Output each line exactly as it appears, skipping any embedded picture.

*** SUPPLIED MATERIAL ***

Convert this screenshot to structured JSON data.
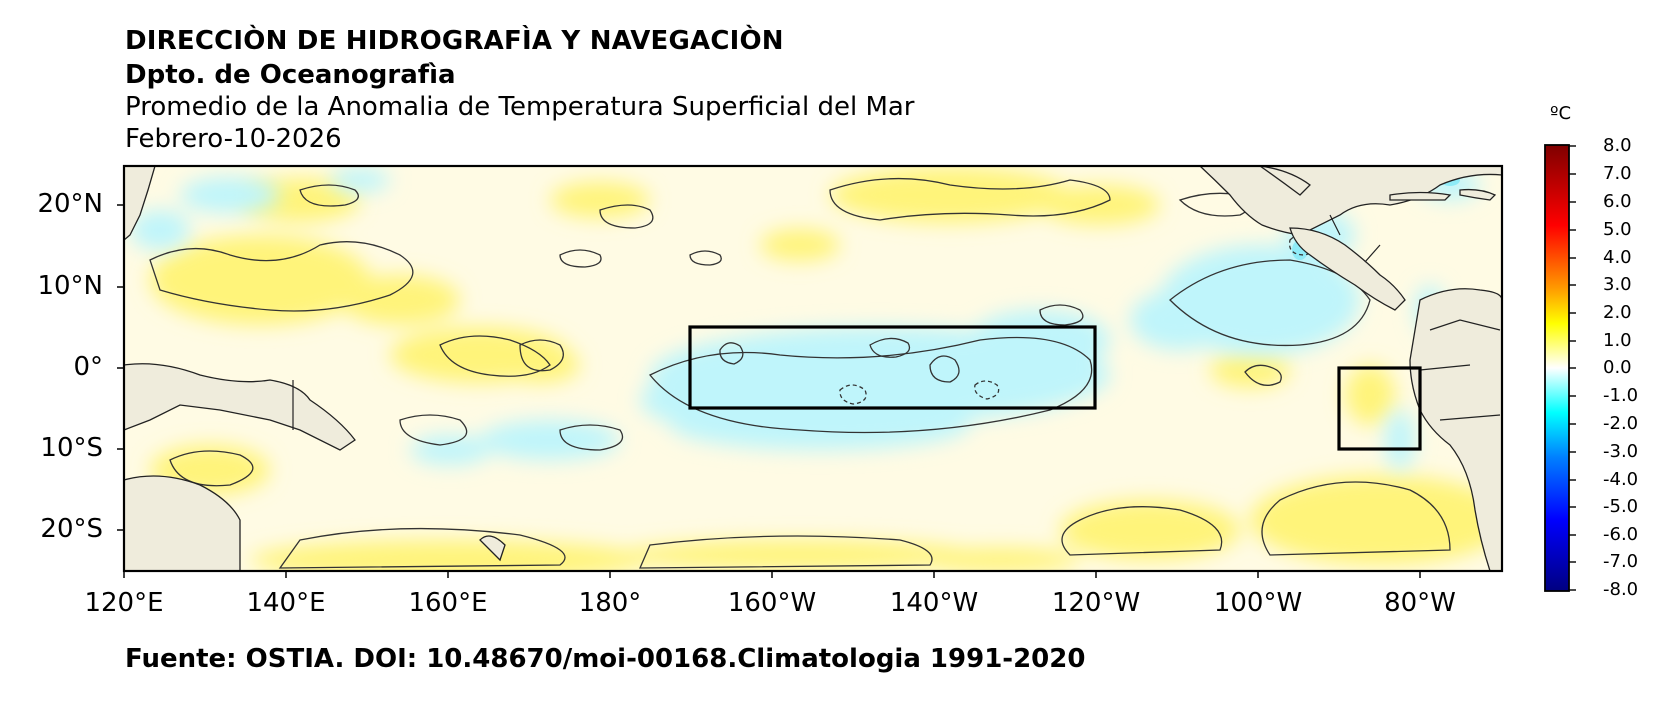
{
  "header": {
    "line1": "DIRECCIÒN DE HIDROGRAFÌA Y NAVEGACIÒN",
    "line2": "Dpto. de Oceanografìa",
    "line3": "Promedio de la Anomalia de Temperatura Superficial del Mar",
    "line4": "Febrero-10-2026"
  },
  "map": {
    "lat_labels": [
      "20°N",
      "10°N",
      "0°",
      "10°S",
      "20°S"
    ],
    "lon_labels": [
      "120°E",
      "140°E",
      "160°E",
      "180°",
      "160°W",
      "140°W",
      "120°W",
      "100°W",
      "80°W"
    ],
    "land_color": "#efecdc",
    "ocean_warm_color": "#fff36a",
    "ocean_neutral_color": "#fffbe0",
    "ocean_cool_color": "#b7f3fb"
  },
  "colorbar": {
    "unit": "ºC",
    "ticks": [
      "8.0",
      "7.0",
      "6.0",
      "5.0",
      "4.0",
      "3.0",
      "2.0",
      "1.0",
      "0.0",
      "-1.0",
      "-2.0",
      "-3.0",
      "-4.0",
      "-5.0",
      "-6.0",
      "-7.0",
      "-8.0"
    ],
    "colors": [
      "#7f0000",
      "#ff0000",
      "#ff9900",
      "#ffff00",
      "#ffffff",
      "#00ffff",
      "#0080ff",
      "#0000ff",
      "#000080"
    ]
  },
  "footer": {
    "source": "Fuente: OSTIA. DOI: 10.48670/moi-00168.Climatologia 1991-2020"
  }
}
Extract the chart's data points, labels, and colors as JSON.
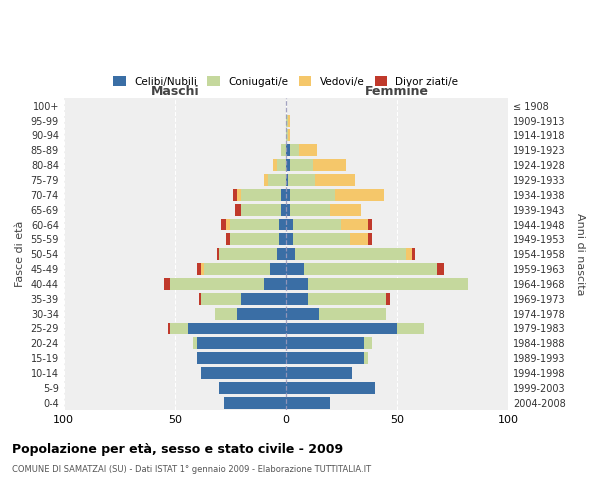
{
  "age_groups": [
    "0-4",
    "5-9",
    "10-14",
    "15-19",
    "20-24",
    "25-29",
    "30-34",
    "35-39",
    "40-44",
    "45-49",
    "50-54",
    "55-59",
    "60-64",
    "65-69",
    "70-74",
    "75-79",
    "80-84",
    "85-89",
    "90-94",
    "95-99",
    "100+"
  ],
  "birth_years": [
    "2004-2008",
    "1999-2003",
    "1994-1998",
    "1989-1993",
    "1984-1988",
    "1979-1983",
    "1974-1978",
    "1969-1973",
    "1964-1968",
    "1959-1963",
    "1954-1958",
    "1949-1953",
    "1944-1948",
    "1939-1943",
    "1934-1938",
    "1929-1933",
    "1924-1928",
    "1919-1923",
    "1914-1918",
    "1909-1913",
    "≤ 1908"
  ],
  "colors": {
    "celibi": "#3a6ea5",
    "coniugati": "#c5d89d",
    "vedovi": "#f5c76a",
    "divorziati": "#c0392b"
  },
  "male_celibi": [
    28,
    30,
    38,
    40,
    40,
    44,
    22,
    20,
    10,
    7,
    4,
    3,
    3,
    2,
    2,
    0,
    0,
    0,
    0,
    0,
    0
  ],
  "male_coniugati": [
    0,
    0,
    0,
    0,
    2,
    8,
    10,
    18,
    42,
    30,
    26,
    22,
    22,
    18,
    18,
    8,
    4,
    2,
    0,
    0,
    0
  ],
  "male_vedovi": [
    0,
    0,
    0,
    0,
    0,
    0,
    0,
    0,
    0,
    1,
    0,
    0,
    2,
    0,
    2,
    2,
    2,
    0,
    0,
    0,
    0
  ],
  "male_divorziati": [
    0,
    0,
    0,
    0,
    0,
    1,
    0,
    1,
    3,
    2,
    1,
    2,
    2,
    3,
    2,
    0,
    0,
    0,
    0,
    0,
    0
  ],
  "female_celibi": [
    20,
    40,
    30,
    35,
    35,
    50,
    15,
    10,
    10,
    8,
    4,
    3,
    3,
    2,
    2,
    1,
    2,
    2,
    0,
    0,
    0
  ],
  "female_coniugati": [
    0,
    0,
    0,
    2,
    4,
    12,
    30,
    35,
    72,
    60,
    50,
    26,
    22,
    18,
    20,
    12,
    10,
    4,
    1,
    1,
    0
  ],
  "female_vedovi": [
    0,
    0,
    0,
    0,
    0,
    0,
    0,
    0,
    0,
    0,
    3,
    8,
    12,
    14,
    22,
    18,
    15,
    8,
    1,
    1,
    0
  ],
  "female_divorziati": [
    0,
    0,
    0,
    0,
    0,
    0,
    0,
    2,
    0,
    3,
    1,
    2,
    2,
    0,
    0,
    0,
    0,
    0,
    0,
    0,
    0
  ],
  "title": "Popolazione per età, sesso e stato civile - 2009",
  "subtitle": "COMUNE DI SAMATZAI (SU) - Dati ISTAT 1° gennaio 2009 - Elaborazione TUTTITALIA.IT",
  "label_maschi": "Maschi",
  "label_femmine": "Femmine",
  "ylabel_left": "Fasce di età",
  "ylabel_right": "Anni di nascita",
  "legend_labels": [
    "Celibi/Nubili",
    "Coniugati/e",
    "Vedovi/e",
    "Divor ziati/e"
  ],
  "xlim": 100,
  "bg_color": "#efefef"
}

***

COMPLETED EXERCISE:
Convert this screenshot to structured JSON data.
{
  "header": {
    "line1": "DIRECCIÒN DE HIDROGRAFÌA Y NAVEGACIÒN",
    "line2": "Dpto. de Oceanografìa",
    "line3": "Promedio de la Anomalia de Temperatura Superficial del Mar",
    "line4": "Febrero-10-2026"
  },
  "map": {
    "lat_labels": [
      "20°N",
      "10°N",
      "0°",
      "10°S",
      "20°S"
    ],
    "lon_labels": [
      "120°E",
      "140°E",
      "160°E",
      "180°",
      "160°W",
      "140°W",
      "120°W",
      "100°W",
      "80°W"
    ],
    "land_color": "#efecdc",
    "ocean_warm_color": "#fff36a",
    "ocean_neutral_color": "#fffbe0",
    "ocean_cool_color": "#b7f3fb"
  },
  "colorbar": {
    "unit": "ºC",
    "ticks": [
      "8.0",
      "7.0",
      "6.0",
      "5.0",
      "4.0",
      "3.0",
      "2.0",
      "1.0",
      "0.0",
      "-1.0",
      "-2.0",
      "-3.0",
      "-4.0",
      "-5.0",
      "-6.0",
      "-7.0",
      "-8.0"
    ],
    "colors": [
      "#7f0000",
      "#ff0000",
      "#ff9900",
      "#ffff00",
      "#ffffff",
      "#00ffff",
      "#0080ff",
      "#0000ff",
      "#000080"
    ]
  },
  "footer": {
    "source": "Fuente: OSTIA. DOI: 10.48670/moi-00168.Climatologia 1991-2020"
  }
}
Extract the chart's data points, labels, and colors as JSON.
{
  "age_groups": [
    "0-4",
    "5-9",
    "10-14",
    "15-19",
    "20-24",
    "25-29",
    "30-34",
    "35-39",
    "40-44",
    "45-49",
    "50-54",
    "55-59",
    "60-64",
    "65-69",
    "70-74",
    "75-79",
    "80-84",
    "85-89",
    "90-94",
    "95-99",
    "100+"
  ],
  "birth_years": [
    "2004-2008",
    "1999-2003",
    "1994-1998",
    "1989-1993",
    "1984-1988",
    "1979-1983",
    "1974-1978",
    "1969-1973",
    "1964-1968",
    "1959-1963",
    "1954-1958",
    "1949-1953",
    "1944-1948",
    "1939-1943",
    "1934-1938",
    "1929-1933",
    "1924-1928",
    "1919-1923",
    "1914-1918",
    "1909-1913",
    "≤ 1908"
  ],
  "colors": {
    "celibi": "#3a6ea5",
    "coniugati": "#c5d89d",
    "vedovi": "#f5c76a",
    "divorziati": "#c0392b"
  },
  "male_celibi": [
    28,
    30,
    38,
    40,
    40,
    44,
    22,
    20,
    10,
    7,
    4,
    3,
    3,
    2,
    2,
    0,
    0,
    0,
    0,
    0,
    0
  ],
  "male_coniugati": [
    0,
    0,
    0,
    0,
    2,
    8,
    10,
    18,
    42,
    30,
    26,
    22,
    22,
    18,
    18,
    8,
    4,
    2,
    0,
    0,
    0
  ],
  "male_vedovi": [
    0,
    0,
    0,
    0,
    0,
    0,
    0,
    0,
    0,
    1,
    0,
    0,
    2,
    0,
    2,
    2,
    2,
    0,
    0,
    0,
    0
  ],
  "male_divorziati": [
    0,
    0,
    0,
    0,
    0,
    1,
    0,
    1,
    3,
    2,
    1,
    2,
    2,
    3,
    2,
    0,
    0,
    0,
    0,
    0,
    0
  ],
  "female_celibi": [
    20,
    40,
    30,
    35,
    35,
    50,
    15,
    10,
    10,
    8,
    4,
    3,
    3,
    2,
    2,
    1,
    2,
    2,
    0,
    0,
    0
  ],
  "female_coniugati": [
    0,
    0,
    0,
    2,
    4,
    12,
    30,
    35,
    72,
    60,
    50,
    26,
    22,
    18,
    20,
    12,
    10,
    4,
    1,
    1,
    0
  ],
  "female_vedovi": [
    0,
    0,
    0,
    0,
    0,
    0,
    0,
    0,
    0,
    0,
    3,
    8,
    12,
    14,
    22,
    18,
    15,
    8,
    1,
    1,
    0
  ],
  "female_divorziati": [
    0,
    0,
    0,
    0,
    0,
    0,
    0,
    2,
    0,
    3,
    1,
    2,
    2,
    0,
    0,
    0,
    0,
    0,
    0,
    0,
    0
  ],
  "title": "Popolazione per età, sesso e stato civile - 2009",
  "subtitle": "COMUNE DI SAMATZAI (SU) - Dati ISTAT 1° gennaio 2009 - Elaborazione TUTTITALIA.IT",
  "label_maschi": "Maschi",
  "label_femmine": "Femmine",
  "ylabel_left": "Fasce di età",
  "ylabel_right": "Anni di nascita",
  "legend_labels": [
    "Celibi/Nubili",
    "Coniugati/e",
    "Vedovi/e",
    "Divor ziati/e"
  ],
  "xlim": 100,
  "bg_color": "#efefef"
}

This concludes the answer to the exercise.